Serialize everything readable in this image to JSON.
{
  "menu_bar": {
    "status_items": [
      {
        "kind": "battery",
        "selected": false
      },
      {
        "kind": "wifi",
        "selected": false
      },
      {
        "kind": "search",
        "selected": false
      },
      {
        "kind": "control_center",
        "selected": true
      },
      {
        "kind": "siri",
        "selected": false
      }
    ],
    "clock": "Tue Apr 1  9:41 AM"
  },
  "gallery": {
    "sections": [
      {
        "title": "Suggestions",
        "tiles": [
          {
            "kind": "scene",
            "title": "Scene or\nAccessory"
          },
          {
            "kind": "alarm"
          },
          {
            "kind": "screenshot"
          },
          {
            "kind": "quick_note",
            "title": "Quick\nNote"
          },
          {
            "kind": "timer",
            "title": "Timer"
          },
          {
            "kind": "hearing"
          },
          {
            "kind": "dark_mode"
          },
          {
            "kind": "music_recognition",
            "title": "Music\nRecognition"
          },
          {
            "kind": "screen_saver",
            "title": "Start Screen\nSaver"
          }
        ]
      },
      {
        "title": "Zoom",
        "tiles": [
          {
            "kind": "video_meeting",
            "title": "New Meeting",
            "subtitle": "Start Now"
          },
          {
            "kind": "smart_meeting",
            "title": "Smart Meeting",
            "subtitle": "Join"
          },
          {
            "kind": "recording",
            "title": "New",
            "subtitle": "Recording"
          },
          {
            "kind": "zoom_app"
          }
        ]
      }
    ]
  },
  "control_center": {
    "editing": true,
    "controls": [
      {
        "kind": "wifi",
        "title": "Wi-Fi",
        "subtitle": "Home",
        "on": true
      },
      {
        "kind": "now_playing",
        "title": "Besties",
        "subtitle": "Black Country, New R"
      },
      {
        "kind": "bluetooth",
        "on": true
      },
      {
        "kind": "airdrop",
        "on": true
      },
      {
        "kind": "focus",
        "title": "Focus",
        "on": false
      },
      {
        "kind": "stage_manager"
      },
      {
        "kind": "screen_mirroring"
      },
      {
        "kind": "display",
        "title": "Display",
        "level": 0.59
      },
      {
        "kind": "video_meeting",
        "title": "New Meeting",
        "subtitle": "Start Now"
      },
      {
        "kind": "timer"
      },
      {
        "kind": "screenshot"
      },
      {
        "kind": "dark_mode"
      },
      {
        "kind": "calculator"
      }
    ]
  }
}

» **What is asked**
Reproduce each record shown above without altering a single word.

» **Reply to the exercise**
Serialize everything readable in this image to JSON.
{
  "menu_bar": {
    "status_items": [
      {
        "kind": "battery",
        "selected": false
      },
      {
        "kind": "wifi",
        "selected": false
      },
      {
        "kind": "search",
        "selected": false
      },
      {
        "kind": "control_center",
        "selected": true
      },
      {
        "kind": "siri",
        "selected": false
      }
    ],
    "clock": "Tue Apr 1  9:41 AM"
  },
  "gallery": {
    "sections": [
      {
        "title": "Suggestions",
        "tiles": [
          {
            "kind": "scene",
            "title": "Scene or\nAccessory"
          },
          {
            "kind": "alarm"
          },
          {
            "kind": "screenshot"
          },
          {
            "kind": "quick_note",
            "title": "Quick\nNote"
          },
          {
            "kind": "timer",
            "title": "Timer"
          },
          {
            "kind": "hearing"
          },
          {
            "kind": "dark_mode"
          },
          {
            "kind": "music_recognition",
            "title": "Music\nRecognition"
          },
          {
            "kind": "screen_saver",
            "title": "Start Screen\nSaver"
          }
        ]
      },
      {
        "title": "Zoom",
        "tiles": [
          {
            "kind": "video_meeting",
            "title": "New Meeting",
            "subtitle": "Start Now"
          },
          {
            "kind": "smart_meeting",
            "title": "Smart Meeting",
            "subtitle": "Join"
          },
          {
            "kind": "recording",
            "title": "New",
            "subtitle": "Recording"
          },
          {
            "kind": "zoom_app"
          }
        ]
      }
    ]
  },
  "control_center": {
    "editing": true,
    "controls": [
      {
        "kind": "wifi",
        "title": "Wi-Fi",
        "subtitle": "Home",
        "on": true
      },
      {
        "kind": "now_playing",
        "title": "Besties",
        "subtitle": "Black Country, New R"
      },
      {
        "kind": "bluetooth",
        "on": true
      },
      {
        "kind": "airdrop",
        "on": true
      },
      {
        "kind": "focus",
        "title": "Focus",
        "on": false
      },
      {
        "kind": "stage_manager"
      },
      {
        "kind": "screen_mirroring"
      },
      {
        "kind": "display",
        "title": "Display",
        "level": 0.59
      },
      {
        "kind": "video_meeting",
        "title": "New Meeting",
        "subtitle": "Start Now"
      },
      {
        "kind": "timer"
      },
      {
        "kind": "screenshot"
      },
      {
        "kind": "dark_mode"
      },
      {
        "kind": "calculator"
      }
    ]
  }
}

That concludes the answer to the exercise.